WRITTEN TASK:
Copy all lines below containing "coffee".

DATASET RECORDS:
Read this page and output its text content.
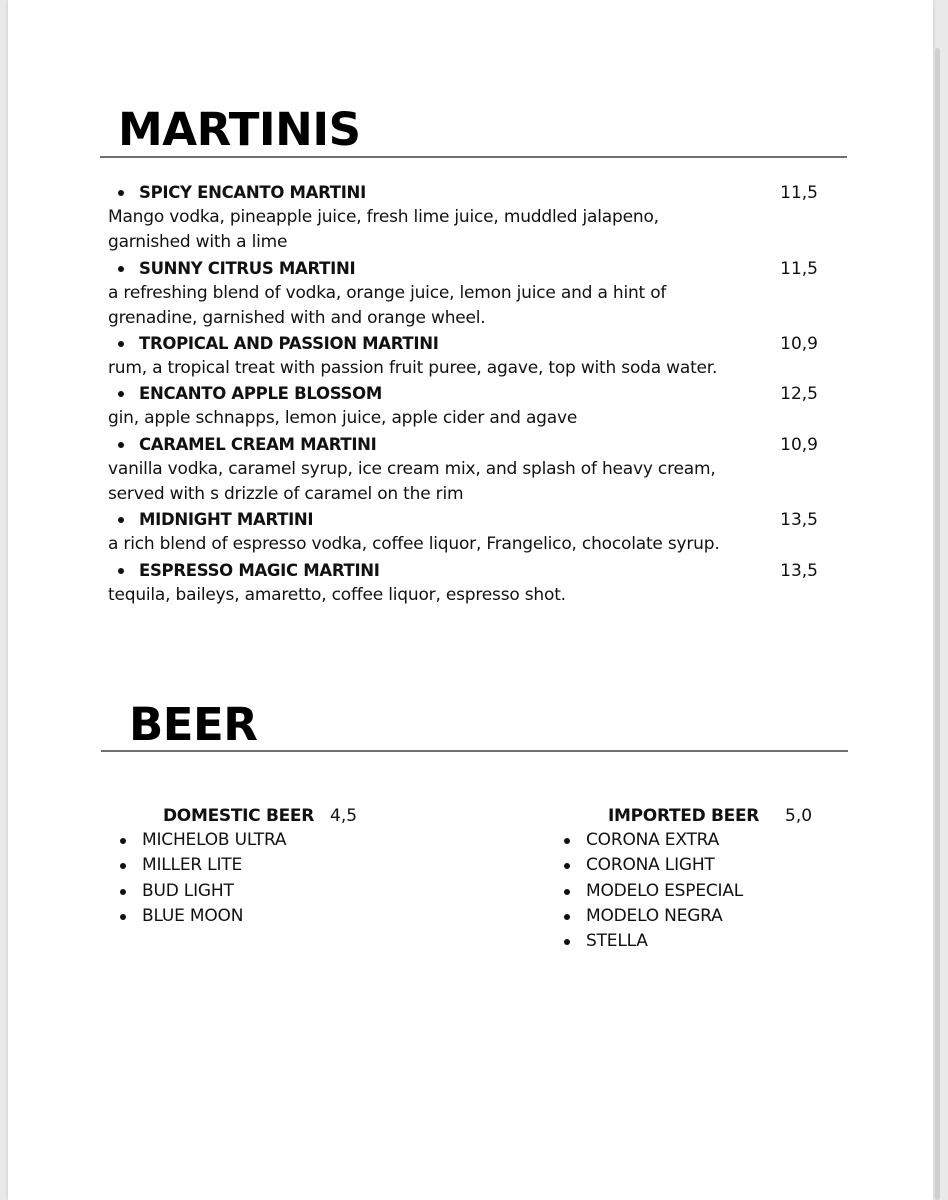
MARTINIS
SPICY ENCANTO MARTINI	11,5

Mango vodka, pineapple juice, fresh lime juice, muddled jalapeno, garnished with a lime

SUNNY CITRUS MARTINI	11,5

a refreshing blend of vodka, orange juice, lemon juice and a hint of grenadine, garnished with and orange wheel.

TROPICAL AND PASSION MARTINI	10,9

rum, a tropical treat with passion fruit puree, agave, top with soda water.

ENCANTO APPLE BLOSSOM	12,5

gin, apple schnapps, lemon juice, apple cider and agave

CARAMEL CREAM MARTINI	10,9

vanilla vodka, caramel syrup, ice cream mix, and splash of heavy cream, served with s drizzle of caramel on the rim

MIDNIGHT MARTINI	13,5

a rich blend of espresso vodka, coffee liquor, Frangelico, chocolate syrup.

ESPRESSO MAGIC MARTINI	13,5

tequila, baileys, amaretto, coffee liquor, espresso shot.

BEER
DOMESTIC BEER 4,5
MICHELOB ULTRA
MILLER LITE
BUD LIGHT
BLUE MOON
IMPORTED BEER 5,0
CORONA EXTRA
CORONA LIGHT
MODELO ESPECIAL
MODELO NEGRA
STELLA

WRITTEN ANSWER:
a rich blend of espresso vodka, coffee liquor, Frangelico, chocolate syrup.
tequila, baileys, amaretto, coffee liquor, espresso shot.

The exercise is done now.